_What the task asks_: Under this task are some entries; return every one of them exactly.

_Supplied entries_:
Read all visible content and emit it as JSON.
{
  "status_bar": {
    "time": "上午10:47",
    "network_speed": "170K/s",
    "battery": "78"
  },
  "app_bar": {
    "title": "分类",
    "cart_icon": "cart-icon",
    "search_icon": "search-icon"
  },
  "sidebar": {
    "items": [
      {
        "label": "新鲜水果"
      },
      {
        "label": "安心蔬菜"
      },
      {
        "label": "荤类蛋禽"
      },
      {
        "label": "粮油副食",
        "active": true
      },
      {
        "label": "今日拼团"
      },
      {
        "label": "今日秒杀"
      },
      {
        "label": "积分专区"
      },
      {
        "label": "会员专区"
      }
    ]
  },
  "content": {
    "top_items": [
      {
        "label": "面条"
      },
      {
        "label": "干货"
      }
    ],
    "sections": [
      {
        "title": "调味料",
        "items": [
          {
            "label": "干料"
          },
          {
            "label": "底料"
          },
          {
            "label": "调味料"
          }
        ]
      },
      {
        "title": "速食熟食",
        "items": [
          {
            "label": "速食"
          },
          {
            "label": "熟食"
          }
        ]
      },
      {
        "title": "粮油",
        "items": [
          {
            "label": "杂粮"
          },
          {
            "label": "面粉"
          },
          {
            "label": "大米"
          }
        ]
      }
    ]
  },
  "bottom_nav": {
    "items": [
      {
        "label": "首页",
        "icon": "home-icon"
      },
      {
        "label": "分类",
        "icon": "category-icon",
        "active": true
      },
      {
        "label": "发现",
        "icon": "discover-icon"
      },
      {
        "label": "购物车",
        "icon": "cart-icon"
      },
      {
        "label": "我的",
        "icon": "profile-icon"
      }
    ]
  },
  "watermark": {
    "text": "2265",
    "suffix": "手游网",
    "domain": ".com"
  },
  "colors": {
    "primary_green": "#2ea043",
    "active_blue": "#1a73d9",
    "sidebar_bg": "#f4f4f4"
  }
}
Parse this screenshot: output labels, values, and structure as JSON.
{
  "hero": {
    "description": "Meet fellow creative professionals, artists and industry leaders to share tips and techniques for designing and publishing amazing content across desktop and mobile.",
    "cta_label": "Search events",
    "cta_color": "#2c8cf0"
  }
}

_Finished task_:
Read all visible content and emit it as JSON.
{
  "status_bar": {
    "time": "上午10:47",
    "network_speed": "170K/s",
    "battery": "78"
  },
  "app_bar": {
    "title": "分类",
    "cart_icon": "cart-icon",
    "search_icon": "search-icon"
  },
  "sidebar": {
    "items": [
      {
        "label": "新鲜水果"
      },
      {
        "label": "安心蔬菜"
      },
      {
        "label": "荤类蛋禽"
      },
      {
        "label": "粮油副食",
        "active": true
      },
      {
        "label": "今日拼团"
      },
      {
        "label": "今日秒杀"
      },
      {
        "label": "积分专区"
      },
      {
        "label": "会员专区"
      }
    ]
  },
  "content": {
    "top_items": [
      {
        "label": "面条"
      },
      {
        "label": "干货"
      }
    ],
    "sections": [
      {
        "title": "调味料",
        "items": [
          {
            "label": "干料"
          },
          {
            "label": "底料"
          },
          {
            "label": "调味料"
          }
        ]
      },
      {
        "title": "速食熟食",
        "items": [
          {
            "label": "速食"
          },
          {
            "label": "熟食"
          }
        ]
      },
      {
        "title": "粮油",
        "items": [
          {
            "label": "杂粮"
          },
          {
            "label": "面粉"
          },
          {
            "label": "大米"
          }
        ]
      }
    ]
  },
  "bottom_nav": {
    "items": [
      {
        "label": "首页",
        "icon": "home-icon"
      },
      {
        "label": "分类",
        "icon": "category-icon",
        "active": true
      },
      {
        "label": "发现",
        "icon": "discover-icon"
      },
      {
        "label": "购物车",
        "icon": "cart-icon"
      },
      {
        "label": "我的",
        "icon": "profile-icon"
      }
    ]
  },
  "watermark": {
    "text": "2265",
    "suffix": "手游网",
    "domain": ".com"
  },
  "colors": {
    "primary_green": "#2ea043",
    "active_blue": "#1a73d9",
    "sidebar_bg": "#f4f4f4"
  }
}
Parse this screenshot: output labels, values, and structure as JSON.
{
  "hero": {
    "description": "Meet fellow creative professionals, artists and industry leaders to share tips and techniques for designing and publishing amazing content across desktop and mobile.",
    "cta_label": "Search events",
    "cta_color": "#2c8cf0"
  }
}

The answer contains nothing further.